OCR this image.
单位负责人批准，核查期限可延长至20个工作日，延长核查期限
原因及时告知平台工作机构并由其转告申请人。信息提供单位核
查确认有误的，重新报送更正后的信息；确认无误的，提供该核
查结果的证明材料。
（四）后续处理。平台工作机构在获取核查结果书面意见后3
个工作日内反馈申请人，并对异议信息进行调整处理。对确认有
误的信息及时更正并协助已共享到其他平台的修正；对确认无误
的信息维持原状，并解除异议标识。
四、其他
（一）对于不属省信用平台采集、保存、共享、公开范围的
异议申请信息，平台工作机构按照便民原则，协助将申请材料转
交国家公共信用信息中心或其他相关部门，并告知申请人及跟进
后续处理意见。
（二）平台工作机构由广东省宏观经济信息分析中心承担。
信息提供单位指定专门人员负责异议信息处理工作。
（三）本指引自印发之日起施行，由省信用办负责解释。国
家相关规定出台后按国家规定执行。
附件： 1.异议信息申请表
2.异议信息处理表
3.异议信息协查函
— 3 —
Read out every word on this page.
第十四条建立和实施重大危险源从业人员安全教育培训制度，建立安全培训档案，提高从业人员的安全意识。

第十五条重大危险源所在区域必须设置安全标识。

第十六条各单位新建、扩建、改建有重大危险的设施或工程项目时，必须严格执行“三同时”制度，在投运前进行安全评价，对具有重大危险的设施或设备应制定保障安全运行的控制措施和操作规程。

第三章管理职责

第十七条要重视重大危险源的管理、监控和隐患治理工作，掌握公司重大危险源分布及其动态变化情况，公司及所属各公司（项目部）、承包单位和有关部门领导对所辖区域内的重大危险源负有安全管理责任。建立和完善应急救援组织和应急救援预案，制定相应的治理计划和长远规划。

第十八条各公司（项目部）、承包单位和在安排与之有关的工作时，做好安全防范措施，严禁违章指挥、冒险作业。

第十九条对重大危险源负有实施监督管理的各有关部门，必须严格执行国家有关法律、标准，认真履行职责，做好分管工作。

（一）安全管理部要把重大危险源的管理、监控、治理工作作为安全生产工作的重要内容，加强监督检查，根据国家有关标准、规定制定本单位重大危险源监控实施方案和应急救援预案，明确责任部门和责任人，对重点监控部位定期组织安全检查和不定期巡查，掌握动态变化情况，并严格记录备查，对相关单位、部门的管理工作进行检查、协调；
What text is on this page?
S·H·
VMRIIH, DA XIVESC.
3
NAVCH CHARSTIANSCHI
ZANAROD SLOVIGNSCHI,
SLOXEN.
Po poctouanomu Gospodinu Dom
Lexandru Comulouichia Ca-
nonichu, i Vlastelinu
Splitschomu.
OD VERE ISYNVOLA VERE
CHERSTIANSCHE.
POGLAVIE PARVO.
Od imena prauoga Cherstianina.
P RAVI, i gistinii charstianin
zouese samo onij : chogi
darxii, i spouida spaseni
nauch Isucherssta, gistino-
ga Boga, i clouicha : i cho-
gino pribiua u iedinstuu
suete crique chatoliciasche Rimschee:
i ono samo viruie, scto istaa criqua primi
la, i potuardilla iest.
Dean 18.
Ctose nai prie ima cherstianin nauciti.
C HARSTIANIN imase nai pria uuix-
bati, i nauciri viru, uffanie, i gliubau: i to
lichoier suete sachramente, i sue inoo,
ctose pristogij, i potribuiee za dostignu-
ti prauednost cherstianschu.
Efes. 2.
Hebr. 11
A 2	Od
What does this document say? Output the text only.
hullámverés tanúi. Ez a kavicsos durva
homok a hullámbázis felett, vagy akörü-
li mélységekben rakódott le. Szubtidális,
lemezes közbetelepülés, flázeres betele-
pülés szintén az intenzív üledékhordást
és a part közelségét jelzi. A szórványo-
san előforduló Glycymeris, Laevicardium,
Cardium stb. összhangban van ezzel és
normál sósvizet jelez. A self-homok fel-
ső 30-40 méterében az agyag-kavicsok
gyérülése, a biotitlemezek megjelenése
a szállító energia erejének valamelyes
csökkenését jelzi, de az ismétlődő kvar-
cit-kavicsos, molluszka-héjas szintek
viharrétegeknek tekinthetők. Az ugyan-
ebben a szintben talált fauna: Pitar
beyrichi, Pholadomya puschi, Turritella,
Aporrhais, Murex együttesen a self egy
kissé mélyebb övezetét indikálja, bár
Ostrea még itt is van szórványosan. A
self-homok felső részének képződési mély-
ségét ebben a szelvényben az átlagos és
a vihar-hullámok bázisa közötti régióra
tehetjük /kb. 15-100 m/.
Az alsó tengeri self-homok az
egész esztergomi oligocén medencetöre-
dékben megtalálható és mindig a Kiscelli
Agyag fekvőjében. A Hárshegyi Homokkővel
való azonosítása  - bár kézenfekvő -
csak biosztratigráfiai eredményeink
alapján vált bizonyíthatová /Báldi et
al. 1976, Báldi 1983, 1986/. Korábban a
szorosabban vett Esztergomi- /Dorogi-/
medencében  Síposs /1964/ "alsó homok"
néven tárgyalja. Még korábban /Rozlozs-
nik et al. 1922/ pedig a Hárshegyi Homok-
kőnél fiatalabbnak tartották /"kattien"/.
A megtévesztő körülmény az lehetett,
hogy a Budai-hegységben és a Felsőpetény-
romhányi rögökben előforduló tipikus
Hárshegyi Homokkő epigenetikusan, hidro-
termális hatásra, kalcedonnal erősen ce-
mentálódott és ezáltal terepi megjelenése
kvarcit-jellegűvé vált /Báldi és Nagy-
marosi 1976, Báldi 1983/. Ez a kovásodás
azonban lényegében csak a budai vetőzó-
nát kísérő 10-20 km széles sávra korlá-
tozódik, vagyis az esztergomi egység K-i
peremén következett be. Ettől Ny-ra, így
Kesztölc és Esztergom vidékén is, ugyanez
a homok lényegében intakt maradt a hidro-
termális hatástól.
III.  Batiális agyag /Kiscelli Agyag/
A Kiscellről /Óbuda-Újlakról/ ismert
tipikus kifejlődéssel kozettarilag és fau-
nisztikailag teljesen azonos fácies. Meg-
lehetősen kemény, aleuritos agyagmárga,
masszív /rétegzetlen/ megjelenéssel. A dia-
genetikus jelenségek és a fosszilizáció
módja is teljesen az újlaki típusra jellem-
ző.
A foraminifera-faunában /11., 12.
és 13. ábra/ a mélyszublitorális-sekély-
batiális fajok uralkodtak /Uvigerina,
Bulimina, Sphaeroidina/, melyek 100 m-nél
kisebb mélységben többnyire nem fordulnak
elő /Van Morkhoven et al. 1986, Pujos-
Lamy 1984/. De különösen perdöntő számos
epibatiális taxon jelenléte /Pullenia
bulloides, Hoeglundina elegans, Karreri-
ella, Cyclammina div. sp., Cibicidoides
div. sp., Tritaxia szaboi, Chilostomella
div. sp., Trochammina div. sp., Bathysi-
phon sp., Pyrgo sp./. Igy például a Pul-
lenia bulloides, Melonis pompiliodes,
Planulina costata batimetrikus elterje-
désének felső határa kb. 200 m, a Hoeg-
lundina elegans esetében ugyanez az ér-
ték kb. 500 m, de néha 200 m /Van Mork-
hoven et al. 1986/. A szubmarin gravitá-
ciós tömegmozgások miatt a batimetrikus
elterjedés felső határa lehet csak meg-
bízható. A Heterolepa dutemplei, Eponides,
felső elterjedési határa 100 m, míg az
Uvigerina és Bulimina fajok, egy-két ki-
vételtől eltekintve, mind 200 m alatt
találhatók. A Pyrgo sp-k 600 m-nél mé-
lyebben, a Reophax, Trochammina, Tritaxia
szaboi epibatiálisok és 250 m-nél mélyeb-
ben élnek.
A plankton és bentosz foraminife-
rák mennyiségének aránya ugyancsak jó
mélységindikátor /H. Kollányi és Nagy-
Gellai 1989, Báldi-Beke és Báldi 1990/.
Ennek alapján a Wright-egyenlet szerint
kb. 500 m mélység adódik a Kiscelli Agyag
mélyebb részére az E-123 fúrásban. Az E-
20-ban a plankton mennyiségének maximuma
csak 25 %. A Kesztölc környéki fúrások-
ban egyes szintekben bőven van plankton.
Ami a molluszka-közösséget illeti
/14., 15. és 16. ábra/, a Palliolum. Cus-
================================
### Aim
Filter the entries above down to the lines containing the word "mélyebb".

### Problem solution
kissé mélyebb övezetét indikálja, bár
mélyebb részére az E-123 fúrásban. Az E-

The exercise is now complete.